| What is asked |
Check the listing below for lines with the word "maging" and say how many there are, with nothing but the number.
***
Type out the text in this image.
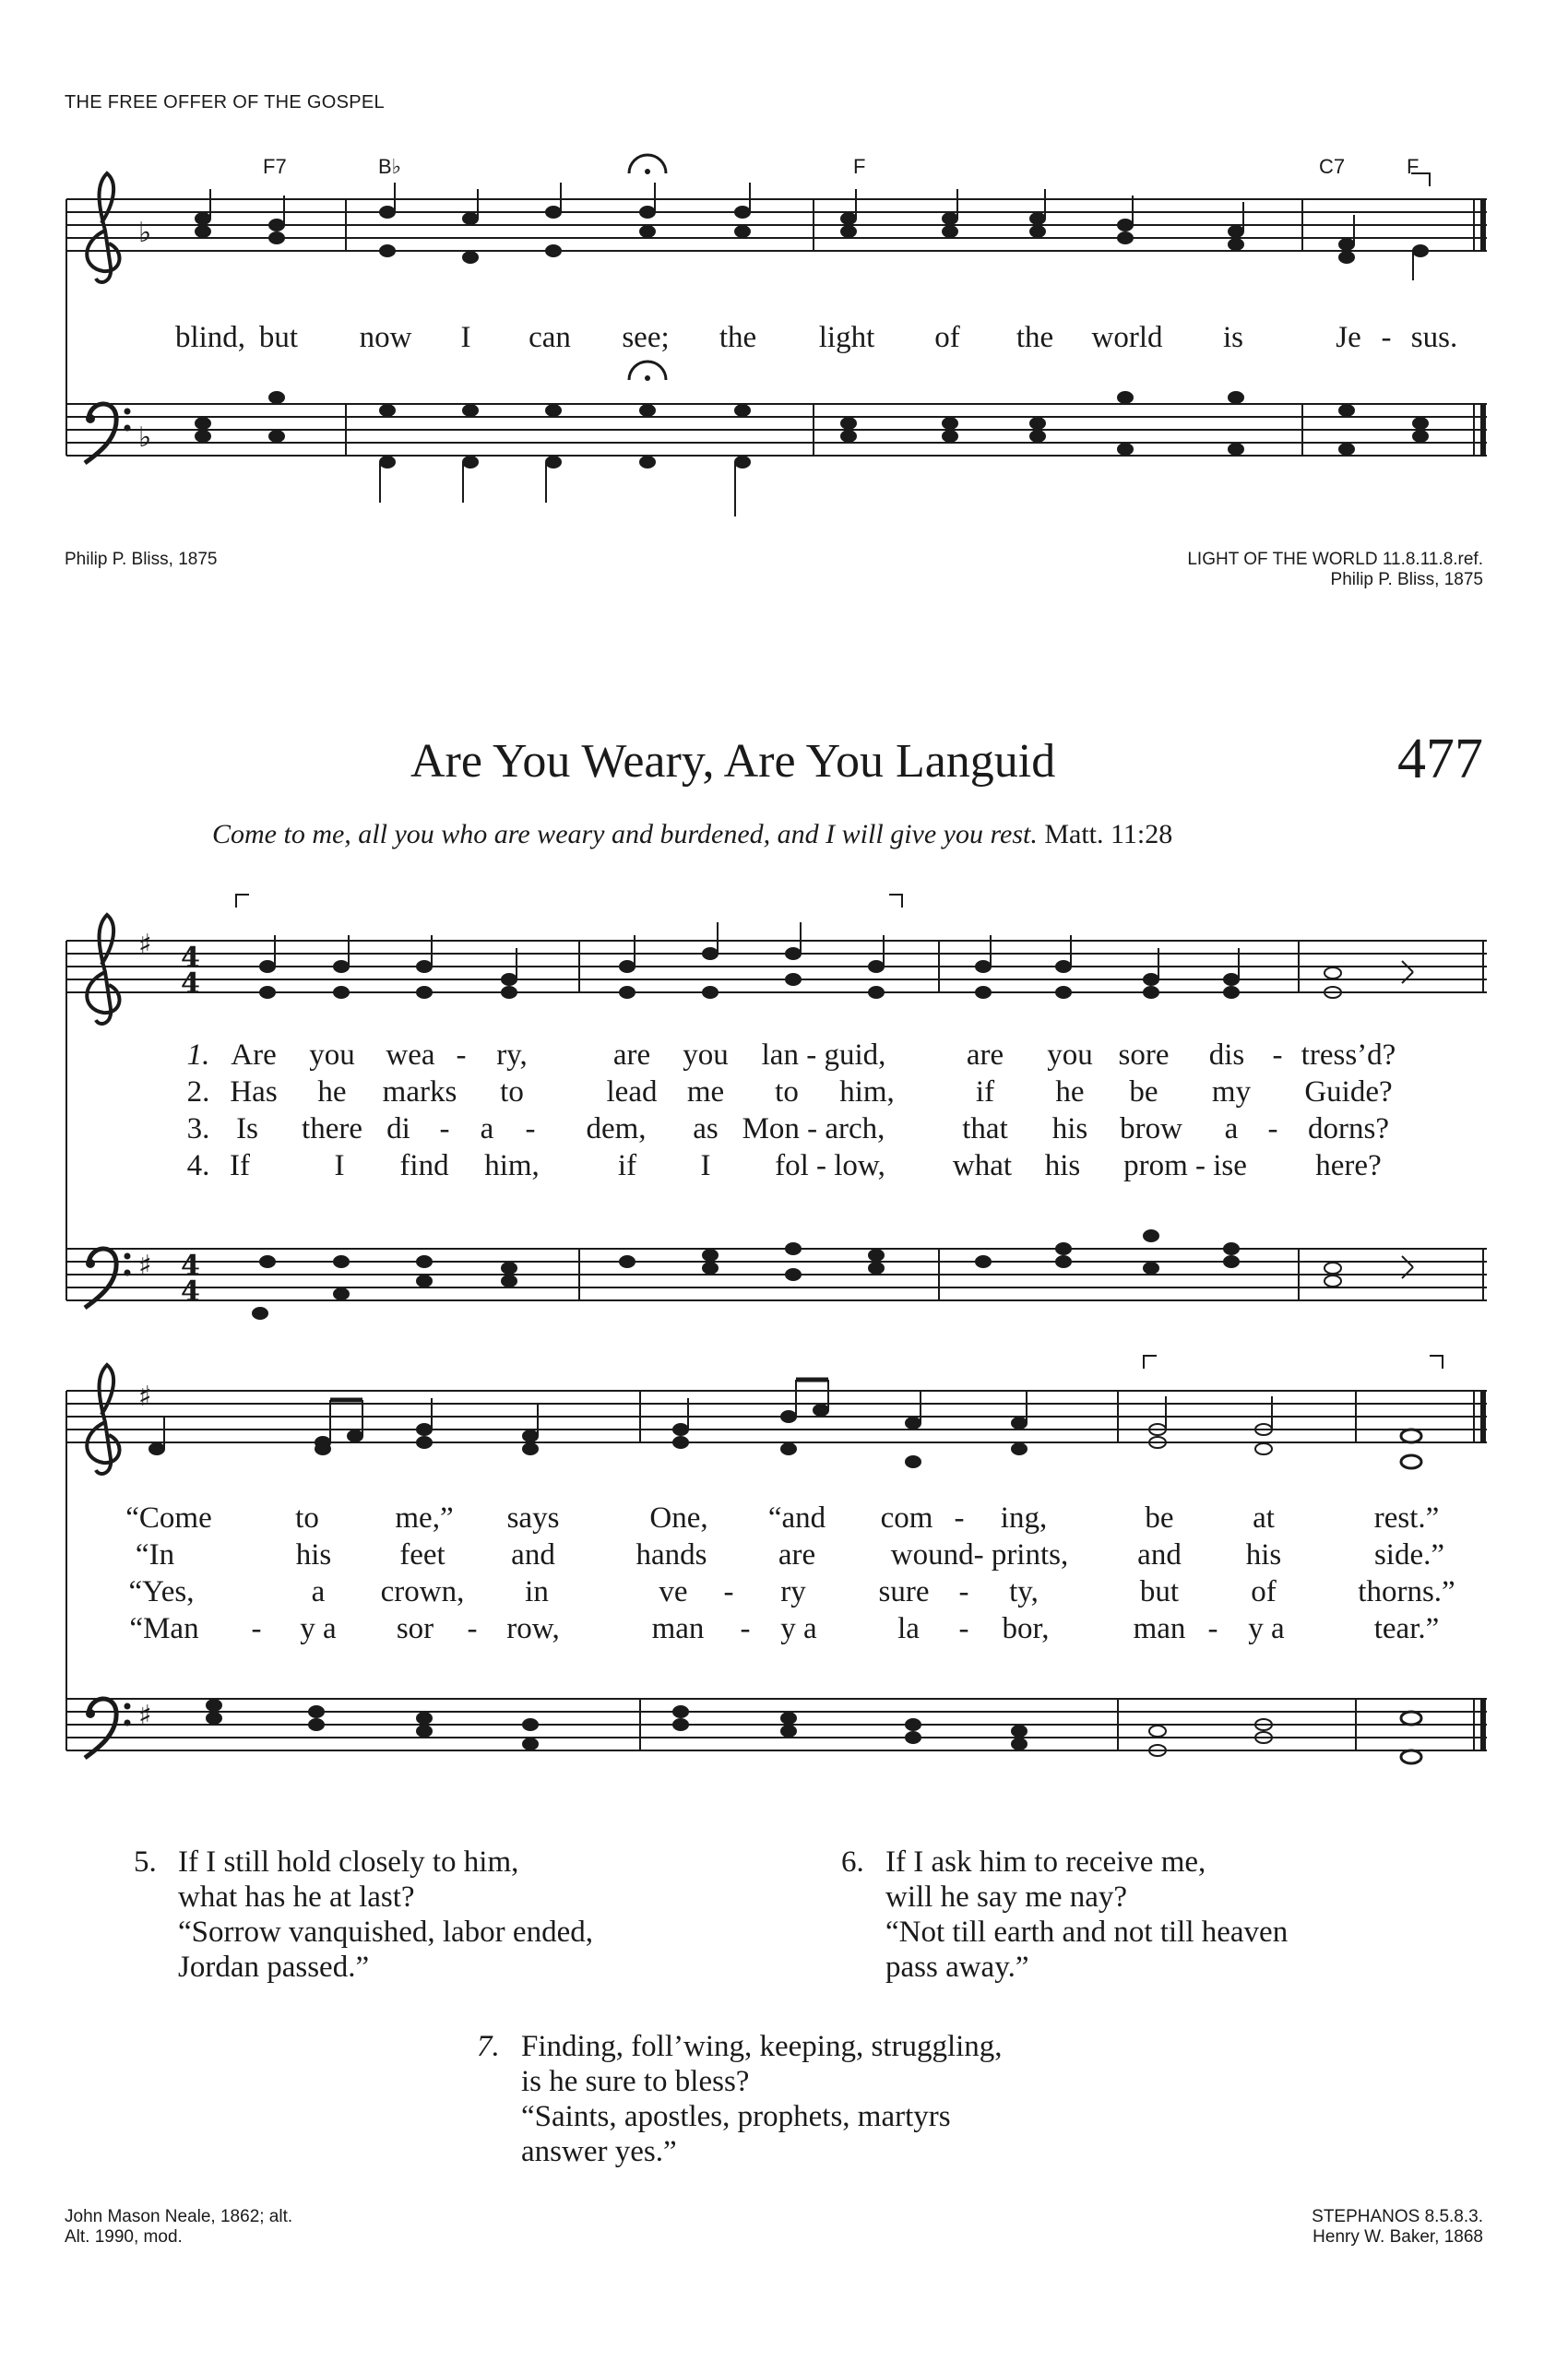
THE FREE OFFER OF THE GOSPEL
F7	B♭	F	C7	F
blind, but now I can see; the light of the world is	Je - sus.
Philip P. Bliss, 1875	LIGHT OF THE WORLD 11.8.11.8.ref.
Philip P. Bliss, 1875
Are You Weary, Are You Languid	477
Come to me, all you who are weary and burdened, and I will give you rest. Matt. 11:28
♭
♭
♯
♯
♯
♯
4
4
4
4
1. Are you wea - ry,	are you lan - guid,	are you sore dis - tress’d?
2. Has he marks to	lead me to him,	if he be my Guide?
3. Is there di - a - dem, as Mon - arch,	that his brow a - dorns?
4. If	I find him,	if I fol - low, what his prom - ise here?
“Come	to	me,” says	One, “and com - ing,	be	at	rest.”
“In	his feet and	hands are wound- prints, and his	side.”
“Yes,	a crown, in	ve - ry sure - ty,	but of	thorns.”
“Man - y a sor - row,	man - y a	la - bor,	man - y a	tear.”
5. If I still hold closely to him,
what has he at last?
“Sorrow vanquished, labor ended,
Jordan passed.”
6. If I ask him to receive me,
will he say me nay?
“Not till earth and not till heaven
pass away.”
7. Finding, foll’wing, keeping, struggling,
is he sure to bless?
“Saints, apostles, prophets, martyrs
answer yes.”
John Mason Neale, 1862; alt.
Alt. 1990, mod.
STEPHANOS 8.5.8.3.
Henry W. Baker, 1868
***
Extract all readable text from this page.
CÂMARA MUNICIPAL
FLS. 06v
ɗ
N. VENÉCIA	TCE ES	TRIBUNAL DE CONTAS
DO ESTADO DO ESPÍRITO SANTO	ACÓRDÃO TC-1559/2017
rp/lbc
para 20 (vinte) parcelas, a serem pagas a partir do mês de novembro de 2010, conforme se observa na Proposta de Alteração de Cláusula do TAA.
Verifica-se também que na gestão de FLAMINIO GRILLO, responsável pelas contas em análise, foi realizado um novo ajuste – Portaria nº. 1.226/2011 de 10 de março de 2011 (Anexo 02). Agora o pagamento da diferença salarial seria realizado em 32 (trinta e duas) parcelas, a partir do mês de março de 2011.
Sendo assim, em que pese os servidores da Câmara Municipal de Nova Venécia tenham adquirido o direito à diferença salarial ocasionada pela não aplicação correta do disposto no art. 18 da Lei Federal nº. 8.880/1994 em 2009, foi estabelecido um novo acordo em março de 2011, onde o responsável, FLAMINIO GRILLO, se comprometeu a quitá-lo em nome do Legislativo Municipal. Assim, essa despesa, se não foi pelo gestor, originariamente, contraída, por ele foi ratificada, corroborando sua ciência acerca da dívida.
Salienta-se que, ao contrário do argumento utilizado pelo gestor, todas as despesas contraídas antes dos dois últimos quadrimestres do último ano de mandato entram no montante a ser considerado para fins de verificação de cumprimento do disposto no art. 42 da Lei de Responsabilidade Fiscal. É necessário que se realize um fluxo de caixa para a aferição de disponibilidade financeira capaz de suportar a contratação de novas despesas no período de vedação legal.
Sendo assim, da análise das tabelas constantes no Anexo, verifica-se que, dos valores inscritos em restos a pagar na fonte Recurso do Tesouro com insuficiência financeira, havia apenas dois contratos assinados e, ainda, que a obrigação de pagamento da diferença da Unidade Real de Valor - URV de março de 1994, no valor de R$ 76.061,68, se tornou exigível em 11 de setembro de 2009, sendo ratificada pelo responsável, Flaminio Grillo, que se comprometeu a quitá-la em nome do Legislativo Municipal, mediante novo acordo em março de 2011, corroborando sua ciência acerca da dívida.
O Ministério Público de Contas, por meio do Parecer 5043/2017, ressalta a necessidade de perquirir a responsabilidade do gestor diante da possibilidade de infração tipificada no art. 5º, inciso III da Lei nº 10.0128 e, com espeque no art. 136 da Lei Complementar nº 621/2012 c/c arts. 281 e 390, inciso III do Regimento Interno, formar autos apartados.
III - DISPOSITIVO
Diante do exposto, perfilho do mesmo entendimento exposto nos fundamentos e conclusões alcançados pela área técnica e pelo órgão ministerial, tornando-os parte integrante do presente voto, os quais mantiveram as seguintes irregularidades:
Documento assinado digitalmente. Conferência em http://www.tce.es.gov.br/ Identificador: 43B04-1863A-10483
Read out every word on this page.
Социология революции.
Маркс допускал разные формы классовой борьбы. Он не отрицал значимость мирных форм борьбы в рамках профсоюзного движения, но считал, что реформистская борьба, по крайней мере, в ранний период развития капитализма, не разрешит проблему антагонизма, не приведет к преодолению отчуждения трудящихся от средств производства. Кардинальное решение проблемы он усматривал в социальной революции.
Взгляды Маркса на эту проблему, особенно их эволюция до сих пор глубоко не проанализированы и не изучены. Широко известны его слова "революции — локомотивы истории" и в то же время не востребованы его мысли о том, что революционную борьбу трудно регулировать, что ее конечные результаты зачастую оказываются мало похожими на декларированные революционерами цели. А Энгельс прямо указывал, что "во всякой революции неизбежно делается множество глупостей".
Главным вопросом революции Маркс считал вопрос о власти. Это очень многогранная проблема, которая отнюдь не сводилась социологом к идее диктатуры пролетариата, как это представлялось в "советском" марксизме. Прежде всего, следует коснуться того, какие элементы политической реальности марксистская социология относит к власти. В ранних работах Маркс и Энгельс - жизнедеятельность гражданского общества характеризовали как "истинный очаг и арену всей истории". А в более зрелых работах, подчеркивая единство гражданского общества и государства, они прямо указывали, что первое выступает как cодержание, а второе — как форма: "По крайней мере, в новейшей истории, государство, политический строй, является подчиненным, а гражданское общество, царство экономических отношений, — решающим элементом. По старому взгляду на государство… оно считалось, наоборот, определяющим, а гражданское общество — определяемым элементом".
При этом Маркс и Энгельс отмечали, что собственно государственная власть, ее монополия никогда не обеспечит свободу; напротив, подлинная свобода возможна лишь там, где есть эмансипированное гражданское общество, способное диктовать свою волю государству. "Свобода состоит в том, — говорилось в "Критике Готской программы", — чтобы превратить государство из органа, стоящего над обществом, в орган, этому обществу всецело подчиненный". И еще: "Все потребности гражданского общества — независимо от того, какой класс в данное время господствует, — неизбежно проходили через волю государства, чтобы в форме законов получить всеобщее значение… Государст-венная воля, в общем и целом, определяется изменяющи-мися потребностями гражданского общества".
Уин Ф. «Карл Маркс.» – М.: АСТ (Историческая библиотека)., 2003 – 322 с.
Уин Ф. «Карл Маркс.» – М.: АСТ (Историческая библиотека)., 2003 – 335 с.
***
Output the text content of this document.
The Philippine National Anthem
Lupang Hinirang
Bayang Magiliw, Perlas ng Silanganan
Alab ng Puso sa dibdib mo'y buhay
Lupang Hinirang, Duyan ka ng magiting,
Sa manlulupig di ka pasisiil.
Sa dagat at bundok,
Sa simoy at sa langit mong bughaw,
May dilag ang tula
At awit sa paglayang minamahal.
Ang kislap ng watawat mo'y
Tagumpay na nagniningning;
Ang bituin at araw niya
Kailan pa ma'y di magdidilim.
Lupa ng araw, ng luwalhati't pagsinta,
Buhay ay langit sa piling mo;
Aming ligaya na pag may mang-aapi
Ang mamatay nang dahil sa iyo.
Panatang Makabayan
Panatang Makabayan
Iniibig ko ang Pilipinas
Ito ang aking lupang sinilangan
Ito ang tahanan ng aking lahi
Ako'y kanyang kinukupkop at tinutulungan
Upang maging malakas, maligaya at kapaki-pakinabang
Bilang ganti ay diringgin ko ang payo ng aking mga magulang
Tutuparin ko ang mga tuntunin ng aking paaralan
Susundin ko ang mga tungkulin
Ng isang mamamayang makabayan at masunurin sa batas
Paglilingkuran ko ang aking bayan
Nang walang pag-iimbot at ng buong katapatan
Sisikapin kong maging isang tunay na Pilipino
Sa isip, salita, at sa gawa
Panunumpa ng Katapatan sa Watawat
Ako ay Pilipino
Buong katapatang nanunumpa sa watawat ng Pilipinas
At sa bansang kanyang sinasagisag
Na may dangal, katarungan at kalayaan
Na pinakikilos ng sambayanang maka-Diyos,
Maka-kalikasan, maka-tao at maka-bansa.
***
| Result |
2